*Task objective:*
Report how many lines below contain the word "cartridges", and give only that number.

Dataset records
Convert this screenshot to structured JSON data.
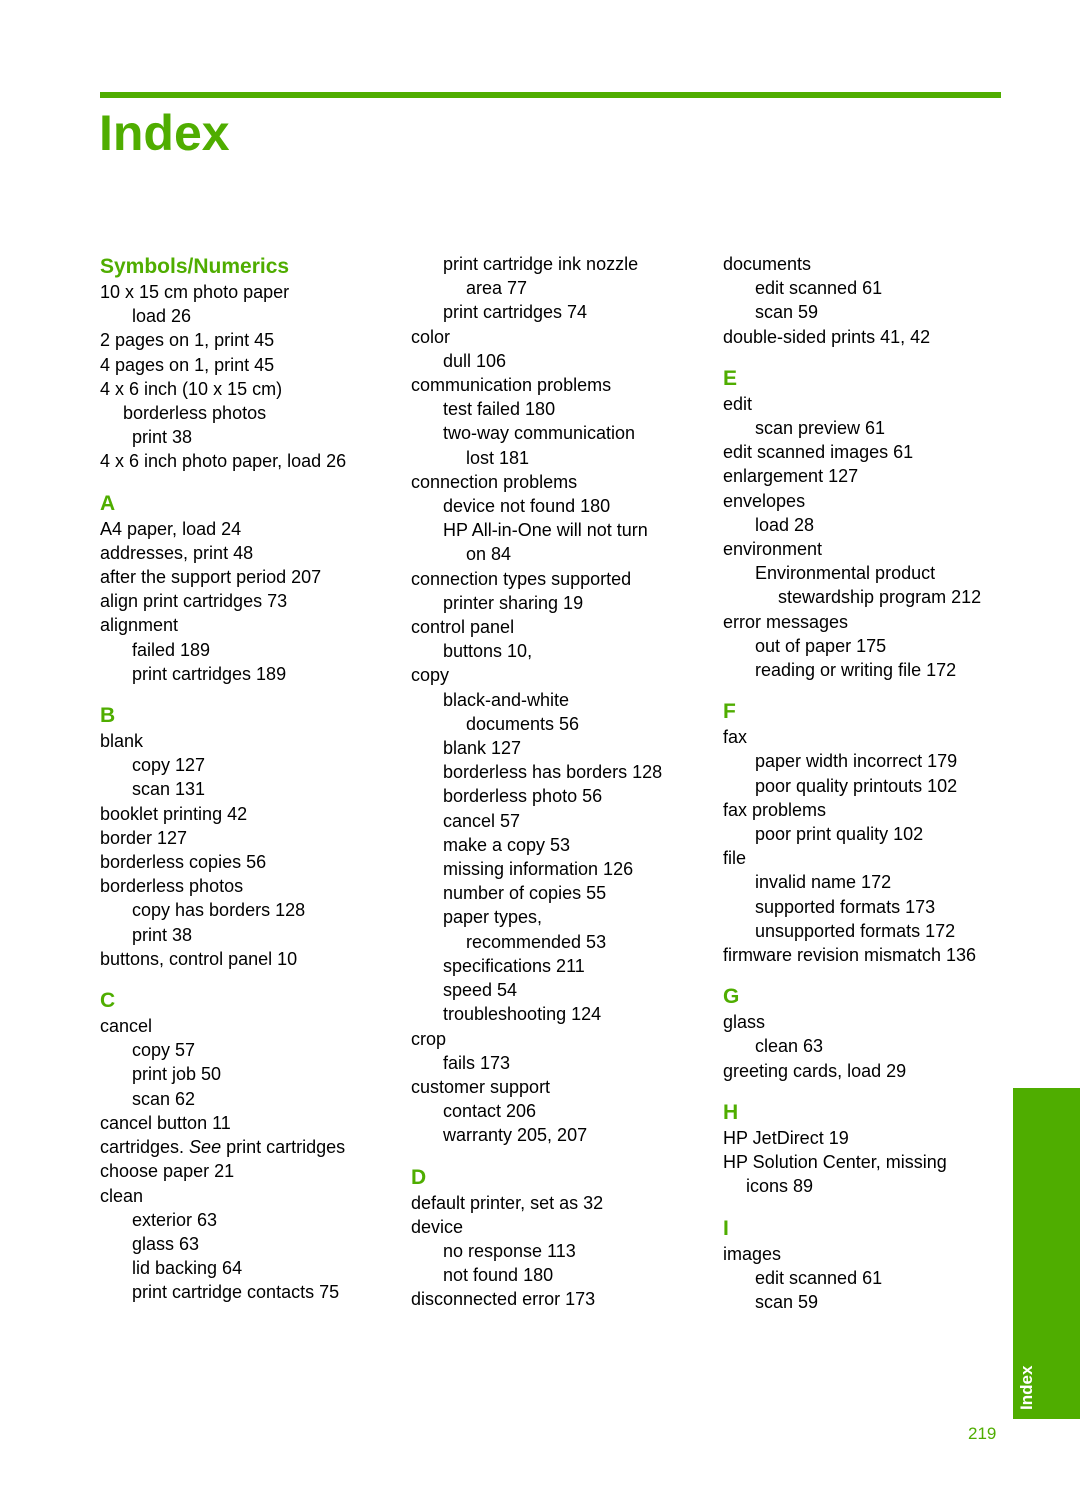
{
  "page": {
    "title": "Index",
    "side_tab_label": "Index",
    "page_number": "219",
    "accent_color": "#4fad00"
  },
  "columns": [
    {
      "sections": [
        {
          "heading": "Symbols/Numerics",
          "entries": [
            {
              "level": 0,
              "text": "10 x 15 cm photo paper"
            },
            {
              "level": 1,
              "text": "load 26"
            },
            {
              "level": 0,
              "text": "2 pages on 1, print 45"
            },
            {
              "level": 0,
              "text": "4 pages on 1, print 45"
            },
            {
              "level": 0,
              "text": "4 x 6 inch (10 x 15 cm)"
            },
            {
              "level": "wrap0",
              "text": "borderless photos"
            },
            {
              "level": 1,
              "text": "print 38"
            },
            {
              "level": 0,
              "text": "4 x 6 inch photo paper, load 26"
            }
          ]
        },
        {
          "heading": "A",
          "entries": [
            {
              "level": 0,
              "text": "A4 paper, load 24"
            },
            {
              "level": 0,
              "text": "addresses, print 48"
            },
            {
              "level": 0,
              "text": "after the support period 207"
            },
            {
              "level": 0,
              "text": "align print cartridges 73"
            },
            {
              "level": 0,
              "text": "alignment"
            },
            {
              "level": 1,
              "text": "failed 189"
            },
            {
              "level": 1,
              "text": "print cartridges 189"
            }
          ]
        },
        {
          "heading": "B",
          "entries": [
            {
              "level": 0,
              "text": "blank"
            },
            {
              "level": 1,
              "text": "copy 127"
            },
            {
              "level": 1,
              "text": "scan 131"
            },
            {
              "level": 0,
              "text": "booklet printing 42"
            },
            {
              "level": 0,
              "text": "border 127"
            },
            {
              "level": 0,
              "text": "borderless copies 56"
            },
            {
              "level": 0,
              "text": "borderless photos"
            },
            {
              "level": 1,
              "text": "copy has borders 128"
            },
            {
              "level": 1,
              "text": "print 38"
            },
            {
              "level": 0,
              "text": "buttons, control panel 10"
            }
          ]
        },
        {
          "heading": "C",
          "entries": [
            {
              "level": 0,
              "text": "cancel"
            },
            {
              "level": 1,
              "text": "copy 57"
            },
            {
              "level": 1,
              "text": "print job 50"
            },
            {
              "level": 1,
              "text": "scan 62"
            },
            {
              "level": 0,
              "text": "cancel button 11"
            },
            {
              "level": 0,
              "text": "cartridges. ",
              "see": "See",
              "see_target": " print cartridges"
            },
            {
              "level": 0,
              "text": "choose paper 21"
            },
            {
              "level": 0,
              "text": "clean"
            },
            {
              "level": 1,
              "text": "exterior 63"
            },
            {
              "level": 1,
              "text": "glass 63"
            },
            {
              "level": 1,
              "text": "lid backing 64"
            },
            {
              "level": 1,
              "text": "print cartridge contacts 75"
            }
          ]
        }
      ]
    },
    {
      "sections": [
        {
          "heading": "",
          "entries": [
            {
              "level": 1,
              "text": "print cartridge ink nozzle"
            },
            {
              "level": 2,
              "text": "area 77"
            },
            {
              "level": 1,
              "text": "print cartridges 74"
            },
            {
              "level": 0,
              "text": "color"
            },
            {
              "level": 1,
              "text": "dull 106"
            },
            {
              "level": 0,
              "text": "communication problems"
            },
            {
              "level": 1,
              "text": "test failed 180"
            },
            {
              "level": 1,
              "text": "two-way communication"
            },
            {
              "level": 2,
              "text": "lost 181"
            },
            {
              "level": 0,
              "text": "connection problems"
            },
            {
              "level": 1,
              "text": "device not found 180"
            },
            {
              "level": 1,
              "text": "HP All-in-One will not turn"
            },
            {
              "level": 2,
              "text": "on 84"
            },
            {
              "level": 0,
              "text": "connection types supported"
            },
            {
              "level": 1,
              "text": "printer sharing 19"
            },
            {
              "level": 0,
              "text": "control panel"
            },
            {
              "level": 1,
              "text": "buttons 10,"
            },
            {
              "level": 0,
              "text": "copy"
            },
            {
              "level": 1,
              "text": "black-and-white"
            },
            {
              "level": 2,
              "text": "documents 56"
            },
            {
              "level": 1,
              "text": "blank 127"
            },
            {
              "level": 1,
              "text": "borderless has borders 128"
            },
            {
              "level": 1,
              "text": "borderless photo 56"
            },
            {
              "level": 1,
              "text": "cancel 57"
            },
            {
              "level": 1,
              "text": "make a copy 53"
            },
            {
              "level": 1,
              "text": "missing information 126"
            },
            {
              "level": 1,
              "text": "number of copies 55"
            },
            {
              "level": 1,
              "text": "paper types,"
            },
            {
              "level": 2,
              "text": "recommended 53"
            },
            {
              "level": 1,
              "text": "specifications 211"
            },
            {
              "level": 1,
              "text": "speed 54"
            },
            {
              "level": 1,
              "text": "troubleshooting 124"
            },
            {
              "level": 0,
              "text": "crop"
            },
            {
              "level": 1,
              "text": "fails 173"
            },
            {
              "level": 0,
              "text": "customer support"
            },
            {
              "level": 1,
              "text": "contact 206"
            },
            {
              "level": 1,
              "text": "warranty 205, 207"
            }
          ]
        },
        {
          "heading": "D",
          "entries": [
            {
              "level": 0,
              "text": "default printer, set as 32"
            },
            {
              "level": 0,
              "text": "device"
            },
            {
              "level": 1,
              "text": "no response 113"
            },
            {
              "level": 1,
              "text": "not found 180"
            },
            {
              "level": 0,
              "text": "disconnected error 173"
            }
          ]
        }
      ]
    },
    {
      "sections": [
        {
          "heading": "",
          "entries": [
            {
              "level": 0,
              "text": "documents"
            },
            {
              "level": 1,
              "text": "edit scanned 61"
            },
            {
              "level": 1,
              "text": "scan 59"
            },
            {
              "level": 0,
              "text": "double-sided prints 41, 42"
            }
          ]
        },
        {
          "heading": "E",
          "entries": [
            {
              "level": 0,
              "text": "edit"
            },
            {
              "level": 1,
              "text": "scan preview 61"
            },
            {
              "level": 0,
              "text": "edit scanned images 61"
            },
            {
              "level": 0,
              "text": "enlargement 127"
            },
            {
              "level": 0,
              "text": "envelopes"
            },
            {
              "level": 1,
              "text": "load 28"
            },
            {
              "level": 0,
              "text": "environment"
            },
            {
              "level": 1,
              "text": "Environmental product"
            },
            {
              "level": 2,
              "text": "stewardship program 212"
            },
            {
              "level": 0,
              "text": "error messages"
            },
            {
              "level": 1,
              "text": "out of paper 175"
            },
            {
              "level": 1,
              "text": "reading or writing file 172"
            }
          ]
        },
        {
          "heading": "F",
          "entries": [
            {
              "level": 0,
              "text": "fax"
            },
            {
              "level": 1,
              "text": "paper width incorrect 179"
            },
            {
              "level": 1,
              "text": "poor quality printouts 102"
            },
            {
              "level": 0,
              "text": "fax problems"
            },
            {
              "level": 1,
              "text": "poor print quality 102"
            },
            {
              "level": 0,
              "text": "file"
            },
            {
              "level": 1,
              "text": "invalid name 172"
            },
            {
              "level": 1,
              "text": "supported formats 173"
            },
            {
              "level": 1,
              "text": "unsupported formats 172"
            },
            {
              "level": 0,
              "text": "firmware revision mismatch 136"
            }
          ]
        },
        {
          "heading": "G",
          "entries": [
            {
              "level": 0,
              "text": "glass"
            },
            {
              "level": 1,
              "text": "clean 63"
            },
            {
              "level": 0,
              "text": "greeting cards, load 29"
            }
          ]
        },
        {
          "heading": "H",
          "entries": [
            {
              "level": 0,
              "text": "HP JetDirect 19"
            },
            {
              "level": 0,
              "text": "HP Solution Center, missing"
            },
            {
              "level": "wrap0",
              "text": "icons 89"
            }
          ]
        },
        {
          "heading": "I",
          "entries": [
            {
              "level": 0,
              "text": "images"
            },
            {
              "level": 1,
              "text": "edit scanned 61"
            },
            {
              "level": 1,
              "text": "scan 59"
            }
          ]
        }
      ]
    }
  ]
}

*Result of this exercise:*
5